§ **Exercise aim**
Write out the data below exactly as given, without any of its pictures.

▬▬▬▬▬▬▬▬▬▬

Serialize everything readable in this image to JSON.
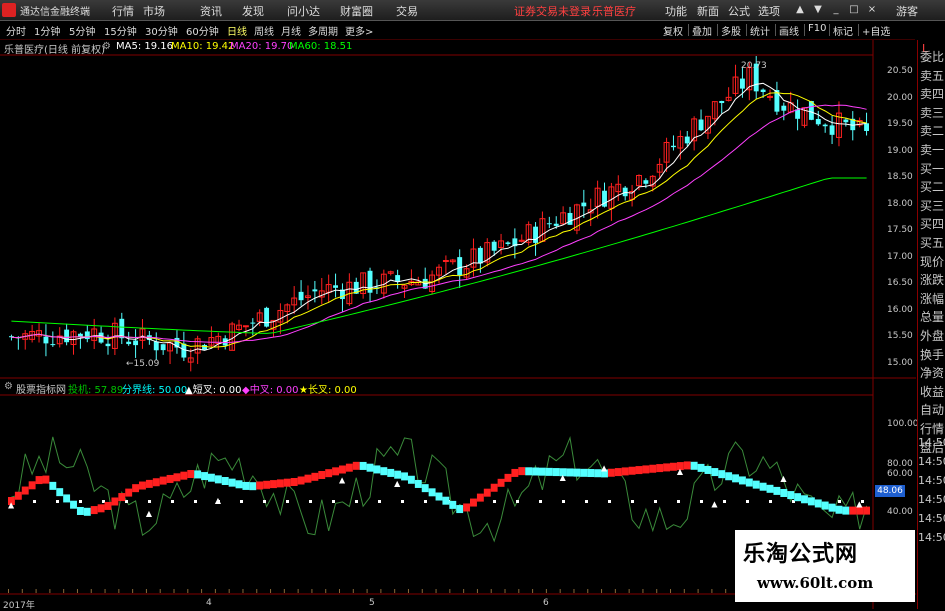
{
  "app": {
    "title": "通达信金融终端",
    "menu": [
      "行情",
      "市场",
      "资讯",
      "发现",
      "问小达",
      "财富圈",
      "交易"
    ],
    "promo": [
      "证券交易未登录",
      "乐普医疗"
    ],
    "right_menu": [
      "功能",
      "新面",
      "公式",
      "选项"
    ],
    "guest": "游客"
  },
  "periods": [
    "分时",
    "1分钟",
    "5分钟",
    "15分钟",
    "30分钟",
    "60分钟",
    "日线",
    "周线",
    "月线",
    "多周期",
    "更多>"
  ],
  "active_period": "日线",
  "right_tools": [
    "复权",
    "叠加",
    "多股",
    "统计",
    "画线",
    "F10",
    "标记",
    "+自选"
  ],
  "sidebar": {
    "top": "L",
    "items": [
      "委比",
      "卖五",
      "卖四",
      "卖三",
      "卖二",
      "卖一",
      "买一",
      "买二",
      "买三",
      "买四",
      "买五",
      "现价",
      "涨跌",
      "涨幅",
      "总量",
      "外盘",
      "换手",
      "净资",
      "收益",
      "自动",
      "行情",
      "盘后"
    ]
  },
  "main_info": {
    "stock": "乐普医疗(日线 前复权)",
    "ma": [
      {
        "label": "MA5: 19.16",
        "color": "#ffffff"
      },
      {
        "label": "MA10: 19.42",
        "color": "#ffff00"
      },
      {
        "label": "MA20: 19.70",
        "color": "#ff40ff"
      },
      {
        "label": "MA60: 18.51",
        "color": "#00ff00"
      }
    ]
  },
  "main_axis": {
    "ticks": [
      "20.50",
      "20.00",
      "19.50",
      "19.00",
      "18.50",
      "18.00",
      "17.50",
      "17.00",
      "16.50",
      "16.00",
      "15.50",
      "15.00"
    ],
    "high_label": "20.73",
    "low_label": "15.09"
  },
  "sub_info": {
    "name": "股票指标网",
    "items": [
      {
        "label": "投机: 57.89",
        "color": "#00c000"
      },
      {
        "label": "分界线: 50.00",
        "color": "#00ffff"
      },
      {
        "label": "▲短叉: 0.00",
        "color": "#ffffff"
      },
      {
        "label": "◆中叉: 0.00",
        "color": "#ff40ff"
      },
      {
        "label": "★长叉: 0.00",
        "color": "#ffff00"
      }
    ]
  },
  "sub_axis": {
    "ticks": [
      "100.00",
      "80.00",
      "60.00",
      "40.00"
    ],
    "current": "48.06"
  },
  "right_times": [
    "14:50",
    "14:50",
    "14:50",
    "14:50",
    "14:50",
    "14:50"
  ],
  "x_labels": [
    "2017年",
    "4",
    "5",
    "6"
  ],
  "watermark": {
    "cn": "乐淘公式网",
    "url": "www.60lt.com"
  },
  "colors": {
    "up": "#ff2020",
    "down": "#54ffff",
    "ma5": "#ffffff",
    "ma10": "#ffff00",
    "ma20": "#ff40ff",
    "ma60": "#00ff00"
  }
}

▬▬▬▬▬▬▬▬▬▬

§ **Task answer**
Serialize everything readable in this image to JSON.
{
  "app": {
    "title": "通达信金融终端",
    "menu": [
      "行情",
      "市场",
      "资讯",
      "发现",
      "问小达",
      "财富圈",
      "交易"
    ],
    "promo": [
      "证券交易未登录",
      "乐普医疗"
    ],
    "right_menu": [
      "功能",
      "新面",
      "公式",
      "选项"
    ],
    "guest": "游客"
  },
  "periods": [
    "分时",
    "1分钟",
    "5分钟",
    "15分钟",
    "30分钟",
    "60分钟",
    "日线",
    "周线",
    "月线",
    "多周期",
    "更多>"
  ],
  "active_period": "日线",
  "right_tools": [
    "复权",
    "叠加",
    "多股",
    "统计",
    "画线",
    "F10",
    "标记",
    "+自选"
  ],
  "sidebar": {
    "top": "L",
    "items": [
      "委比",
      "卖五",
      "卖四",
      "卖三",
      "卖二",
      "卖一",
      "买一",
      "买二",
      "买三",
      "买四",
      "买五",
      "现价",
      "涨跌",
      "涨幅",
      "总量",
      "外盘",
      "换手",
      "净资",
      "收益",
      "自动",
      "行情",
      "盘后"
    ]
  },
  "main_info": {
    "stock": "乐普医疗(日线 前复权)",
    "ma": [
      {
        "label": "MA5: 19.16",
        "color": "#ffffff"
      },
      {
        "label": "MA10: 19.42",
        "color": "#ffff00"
      },
      {
        "label": "MA20: 19.70",
        "color": "#ff40ff"
      },
      {
        "label": "MA60: 18.51",
        "color": "#00ff00"
      }
    ]
  },
  "main_axis": {
    "ticks": [
      "20.50",
      "20.00",
      "19.50",
      "19.00",
      "18.50",
      "18.00",
      "17.50",
      "17.00",
      "16.50",
      "16.00",
      "15.50",
      "15.00"
    ],
    "high_label": "20.73",
    "low_label": "15.09"
  },
  "sub_info": {
    "name": "股票指标网",
    "items": [
      {
        "label": "投机: 57.89",
        "color": "#00c000"
      },
      {
        "label": "分界线: 50.00",
        "color": "#00ffff"
      },
      {
        "label": "▲短叉: 0.00",
        "color": "#ffffff"
      },
      {
        "label": "◆中叉: 0.00",
        "color": "#ff40ff"
      },
      {
        "label": "★长叉: 0.00",
        "color": "#ffff00"
      }
    ]
  },
  "sub_axis": {
    "ticks": [
      "100.00",
      "80.00",
      "60.00",
      "40.00"
    ],
    "current": "48.06"
  },
  "right_times": [
    "14:50",
    "14:50",
    "14:50",
    "14:50",
    "14:50",
    "14:50"
  ],
  "x_labels": [
    "2017年",
    "4",
    "5",
    "6"
  ],
  "watermark": {
    "cn": "乐淘公式网",
    "url": "www.60lt.com"
  },
  "colors": {
    "up": "#ff2020",
    "down": "#54ffff",
    "ma5": "#ffffff",
    "ma10": "#ffff00",
    "ma20": "#ff40ff",
    "ma60": "#00ff00"
  }
}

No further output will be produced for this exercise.